Count, in the entries, the lines with "mình". Answer with the number only.

□ □ □

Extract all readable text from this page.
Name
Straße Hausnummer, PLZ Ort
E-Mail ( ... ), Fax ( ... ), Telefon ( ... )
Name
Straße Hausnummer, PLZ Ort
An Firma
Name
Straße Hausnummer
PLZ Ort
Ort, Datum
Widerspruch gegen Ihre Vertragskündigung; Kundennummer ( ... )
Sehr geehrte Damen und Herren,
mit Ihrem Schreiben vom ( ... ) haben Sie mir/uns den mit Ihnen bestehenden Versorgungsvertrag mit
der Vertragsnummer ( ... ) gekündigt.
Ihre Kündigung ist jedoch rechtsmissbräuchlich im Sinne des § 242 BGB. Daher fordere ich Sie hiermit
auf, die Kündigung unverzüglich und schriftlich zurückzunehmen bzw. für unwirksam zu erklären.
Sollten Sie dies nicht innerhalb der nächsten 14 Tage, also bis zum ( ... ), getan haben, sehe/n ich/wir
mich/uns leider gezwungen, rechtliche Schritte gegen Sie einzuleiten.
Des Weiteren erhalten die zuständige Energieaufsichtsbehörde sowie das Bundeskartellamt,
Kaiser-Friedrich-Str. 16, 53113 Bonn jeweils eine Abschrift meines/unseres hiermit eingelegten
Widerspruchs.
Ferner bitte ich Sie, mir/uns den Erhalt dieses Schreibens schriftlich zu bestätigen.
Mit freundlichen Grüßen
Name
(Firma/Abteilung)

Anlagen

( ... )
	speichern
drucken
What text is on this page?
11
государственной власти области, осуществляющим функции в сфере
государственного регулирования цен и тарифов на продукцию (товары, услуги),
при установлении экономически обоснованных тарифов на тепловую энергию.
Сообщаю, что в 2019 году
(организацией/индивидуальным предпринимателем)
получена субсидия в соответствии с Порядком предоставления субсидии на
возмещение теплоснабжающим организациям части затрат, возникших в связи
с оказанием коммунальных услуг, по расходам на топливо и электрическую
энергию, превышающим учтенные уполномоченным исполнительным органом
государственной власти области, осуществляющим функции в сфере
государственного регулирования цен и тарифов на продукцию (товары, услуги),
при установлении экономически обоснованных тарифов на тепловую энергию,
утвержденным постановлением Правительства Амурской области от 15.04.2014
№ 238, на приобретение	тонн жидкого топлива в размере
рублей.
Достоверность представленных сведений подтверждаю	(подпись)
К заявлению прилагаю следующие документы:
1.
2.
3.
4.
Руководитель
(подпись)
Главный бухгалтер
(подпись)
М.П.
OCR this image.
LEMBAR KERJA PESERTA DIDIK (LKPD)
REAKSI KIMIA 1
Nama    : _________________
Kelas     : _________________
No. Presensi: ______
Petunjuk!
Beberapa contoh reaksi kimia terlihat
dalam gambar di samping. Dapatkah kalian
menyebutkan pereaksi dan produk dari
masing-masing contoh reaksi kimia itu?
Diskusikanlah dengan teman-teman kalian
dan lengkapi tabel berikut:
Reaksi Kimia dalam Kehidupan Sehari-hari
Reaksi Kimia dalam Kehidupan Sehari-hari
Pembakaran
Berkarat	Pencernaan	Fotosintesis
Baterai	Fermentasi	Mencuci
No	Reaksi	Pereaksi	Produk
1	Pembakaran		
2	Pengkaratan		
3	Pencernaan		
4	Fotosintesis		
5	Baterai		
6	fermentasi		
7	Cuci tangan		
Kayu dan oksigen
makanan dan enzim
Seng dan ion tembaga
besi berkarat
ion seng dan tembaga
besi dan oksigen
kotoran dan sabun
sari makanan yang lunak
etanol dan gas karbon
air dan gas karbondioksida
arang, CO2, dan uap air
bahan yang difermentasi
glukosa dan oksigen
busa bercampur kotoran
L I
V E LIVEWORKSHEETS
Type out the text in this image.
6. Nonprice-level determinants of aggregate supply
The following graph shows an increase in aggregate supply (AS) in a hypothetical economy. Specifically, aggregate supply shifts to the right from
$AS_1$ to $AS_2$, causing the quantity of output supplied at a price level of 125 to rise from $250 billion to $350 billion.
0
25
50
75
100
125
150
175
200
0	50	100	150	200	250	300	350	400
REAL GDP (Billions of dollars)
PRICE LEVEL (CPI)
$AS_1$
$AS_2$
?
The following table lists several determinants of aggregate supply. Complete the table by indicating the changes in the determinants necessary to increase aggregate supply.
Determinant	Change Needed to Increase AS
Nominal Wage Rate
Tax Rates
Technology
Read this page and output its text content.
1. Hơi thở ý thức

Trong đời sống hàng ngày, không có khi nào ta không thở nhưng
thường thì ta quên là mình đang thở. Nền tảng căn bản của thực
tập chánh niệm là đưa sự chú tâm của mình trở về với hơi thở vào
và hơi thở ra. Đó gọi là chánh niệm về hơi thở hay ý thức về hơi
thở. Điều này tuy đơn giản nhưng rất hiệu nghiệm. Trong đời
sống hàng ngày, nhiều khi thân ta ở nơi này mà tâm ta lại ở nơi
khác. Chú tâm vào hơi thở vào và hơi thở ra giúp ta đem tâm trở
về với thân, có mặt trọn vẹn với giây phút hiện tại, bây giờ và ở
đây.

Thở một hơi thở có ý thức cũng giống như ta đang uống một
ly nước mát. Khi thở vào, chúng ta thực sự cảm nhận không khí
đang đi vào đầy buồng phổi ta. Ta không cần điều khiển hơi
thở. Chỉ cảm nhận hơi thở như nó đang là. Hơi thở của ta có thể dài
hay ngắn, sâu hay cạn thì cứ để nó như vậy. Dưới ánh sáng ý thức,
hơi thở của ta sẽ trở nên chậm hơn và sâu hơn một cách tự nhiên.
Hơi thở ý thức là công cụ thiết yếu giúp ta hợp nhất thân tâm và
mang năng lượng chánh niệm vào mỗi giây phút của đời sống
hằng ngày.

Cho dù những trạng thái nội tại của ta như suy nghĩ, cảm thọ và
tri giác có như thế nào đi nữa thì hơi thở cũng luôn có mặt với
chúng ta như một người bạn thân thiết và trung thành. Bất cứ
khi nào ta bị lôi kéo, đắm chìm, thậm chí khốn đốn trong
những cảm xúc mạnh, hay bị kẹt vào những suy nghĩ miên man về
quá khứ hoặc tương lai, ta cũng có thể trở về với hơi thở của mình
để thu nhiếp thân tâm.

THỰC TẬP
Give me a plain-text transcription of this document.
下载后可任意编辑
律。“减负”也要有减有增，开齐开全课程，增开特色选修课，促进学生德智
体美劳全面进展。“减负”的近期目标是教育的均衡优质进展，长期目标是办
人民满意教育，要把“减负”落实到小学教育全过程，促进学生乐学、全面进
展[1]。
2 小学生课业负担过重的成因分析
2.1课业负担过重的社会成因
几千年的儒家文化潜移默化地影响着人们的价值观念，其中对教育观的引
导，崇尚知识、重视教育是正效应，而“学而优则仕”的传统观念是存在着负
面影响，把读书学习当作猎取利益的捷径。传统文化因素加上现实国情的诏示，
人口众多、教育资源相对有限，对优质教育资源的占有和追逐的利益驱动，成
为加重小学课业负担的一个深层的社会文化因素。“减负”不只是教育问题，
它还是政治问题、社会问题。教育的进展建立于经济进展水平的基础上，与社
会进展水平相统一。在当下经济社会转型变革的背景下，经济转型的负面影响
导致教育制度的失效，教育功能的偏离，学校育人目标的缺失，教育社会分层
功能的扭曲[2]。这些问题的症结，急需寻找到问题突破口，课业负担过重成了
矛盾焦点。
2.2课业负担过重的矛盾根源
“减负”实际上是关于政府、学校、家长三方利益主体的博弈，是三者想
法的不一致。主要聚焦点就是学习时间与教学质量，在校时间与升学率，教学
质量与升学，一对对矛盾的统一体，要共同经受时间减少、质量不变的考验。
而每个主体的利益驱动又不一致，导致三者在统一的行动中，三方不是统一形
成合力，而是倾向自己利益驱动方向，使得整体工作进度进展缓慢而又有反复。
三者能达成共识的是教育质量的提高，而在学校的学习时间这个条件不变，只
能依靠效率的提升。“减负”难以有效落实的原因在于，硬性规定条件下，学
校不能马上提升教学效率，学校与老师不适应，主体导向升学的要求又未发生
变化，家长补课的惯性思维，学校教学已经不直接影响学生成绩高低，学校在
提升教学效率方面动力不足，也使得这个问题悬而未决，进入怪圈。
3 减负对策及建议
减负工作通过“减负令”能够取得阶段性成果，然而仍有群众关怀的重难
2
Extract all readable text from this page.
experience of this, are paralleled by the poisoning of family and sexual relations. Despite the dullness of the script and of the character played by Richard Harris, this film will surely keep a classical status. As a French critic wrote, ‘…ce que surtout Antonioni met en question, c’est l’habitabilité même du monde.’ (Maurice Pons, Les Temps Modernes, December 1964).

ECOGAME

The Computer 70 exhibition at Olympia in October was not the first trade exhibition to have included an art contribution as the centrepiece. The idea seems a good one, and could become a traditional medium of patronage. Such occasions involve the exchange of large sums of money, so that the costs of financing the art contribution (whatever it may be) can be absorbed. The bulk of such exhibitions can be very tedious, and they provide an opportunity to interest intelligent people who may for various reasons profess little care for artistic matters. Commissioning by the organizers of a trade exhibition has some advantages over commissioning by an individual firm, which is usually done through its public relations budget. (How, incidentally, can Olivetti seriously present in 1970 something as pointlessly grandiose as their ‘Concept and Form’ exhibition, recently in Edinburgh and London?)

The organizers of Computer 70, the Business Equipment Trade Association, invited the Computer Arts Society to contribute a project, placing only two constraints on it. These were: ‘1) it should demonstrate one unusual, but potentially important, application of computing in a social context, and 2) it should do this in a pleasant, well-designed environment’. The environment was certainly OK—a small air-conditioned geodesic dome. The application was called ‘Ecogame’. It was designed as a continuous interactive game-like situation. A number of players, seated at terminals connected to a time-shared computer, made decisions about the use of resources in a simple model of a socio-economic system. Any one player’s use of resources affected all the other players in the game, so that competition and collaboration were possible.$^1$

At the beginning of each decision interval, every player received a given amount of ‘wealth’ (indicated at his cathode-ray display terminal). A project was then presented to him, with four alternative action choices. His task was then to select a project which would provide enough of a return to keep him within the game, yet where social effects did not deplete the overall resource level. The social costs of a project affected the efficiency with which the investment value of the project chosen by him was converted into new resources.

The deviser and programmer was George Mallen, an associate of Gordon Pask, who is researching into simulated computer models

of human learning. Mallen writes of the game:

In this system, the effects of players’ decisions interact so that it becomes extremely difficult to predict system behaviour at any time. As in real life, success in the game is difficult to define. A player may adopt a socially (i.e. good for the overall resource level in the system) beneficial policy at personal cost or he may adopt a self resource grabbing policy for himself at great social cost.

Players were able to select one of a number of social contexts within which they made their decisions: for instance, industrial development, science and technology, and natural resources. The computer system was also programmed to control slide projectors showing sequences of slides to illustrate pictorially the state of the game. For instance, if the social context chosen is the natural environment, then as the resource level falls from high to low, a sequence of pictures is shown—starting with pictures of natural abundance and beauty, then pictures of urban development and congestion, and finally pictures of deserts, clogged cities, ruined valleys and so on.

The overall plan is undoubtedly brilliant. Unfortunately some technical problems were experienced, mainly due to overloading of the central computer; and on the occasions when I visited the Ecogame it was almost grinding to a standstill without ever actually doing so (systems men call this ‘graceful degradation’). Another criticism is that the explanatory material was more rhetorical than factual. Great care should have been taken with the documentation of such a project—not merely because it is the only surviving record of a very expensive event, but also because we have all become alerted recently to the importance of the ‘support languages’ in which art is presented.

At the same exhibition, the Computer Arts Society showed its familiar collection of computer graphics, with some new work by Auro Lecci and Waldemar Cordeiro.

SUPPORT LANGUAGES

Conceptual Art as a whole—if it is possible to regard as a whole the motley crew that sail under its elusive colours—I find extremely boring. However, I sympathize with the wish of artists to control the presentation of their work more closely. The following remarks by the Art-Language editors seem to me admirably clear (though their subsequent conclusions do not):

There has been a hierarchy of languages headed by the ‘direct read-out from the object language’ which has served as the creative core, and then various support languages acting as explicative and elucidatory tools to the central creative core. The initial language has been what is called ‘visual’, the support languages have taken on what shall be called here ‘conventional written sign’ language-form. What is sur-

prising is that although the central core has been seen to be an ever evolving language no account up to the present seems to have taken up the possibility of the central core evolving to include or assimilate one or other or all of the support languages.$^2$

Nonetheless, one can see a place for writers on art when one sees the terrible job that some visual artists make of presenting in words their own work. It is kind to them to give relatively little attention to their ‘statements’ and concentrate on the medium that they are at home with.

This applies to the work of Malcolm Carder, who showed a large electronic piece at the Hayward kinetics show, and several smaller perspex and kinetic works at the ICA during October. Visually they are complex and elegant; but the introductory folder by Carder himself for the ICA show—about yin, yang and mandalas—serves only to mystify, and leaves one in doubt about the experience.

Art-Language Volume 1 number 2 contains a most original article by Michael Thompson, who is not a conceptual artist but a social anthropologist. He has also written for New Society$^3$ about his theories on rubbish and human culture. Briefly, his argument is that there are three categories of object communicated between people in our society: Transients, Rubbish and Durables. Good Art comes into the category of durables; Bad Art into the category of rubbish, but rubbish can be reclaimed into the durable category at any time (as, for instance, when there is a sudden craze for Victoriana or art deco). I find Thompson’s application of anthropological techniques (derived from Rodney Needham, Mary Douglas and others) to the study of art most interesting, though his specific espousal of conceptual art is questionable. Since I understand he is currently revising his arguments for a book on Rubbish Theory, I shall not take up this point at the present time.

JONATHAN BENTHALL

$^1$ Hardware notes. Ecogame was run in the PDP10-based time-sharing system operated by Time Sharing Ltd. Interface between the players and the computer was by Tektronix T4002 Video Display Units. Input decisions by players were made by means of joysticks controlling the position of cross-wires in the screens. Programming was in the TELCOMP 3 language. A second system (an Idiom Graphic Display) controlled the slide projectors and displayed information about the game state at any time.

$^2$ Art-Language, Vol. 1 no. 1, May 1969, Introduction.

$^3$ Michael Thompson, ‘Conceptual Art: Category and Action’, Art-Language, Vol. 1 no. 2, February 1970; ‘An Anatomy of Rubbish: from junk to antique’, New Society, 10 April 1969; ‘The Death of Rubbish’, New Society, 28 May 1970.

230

□ □ □

**EXERCISE RESULT:**
3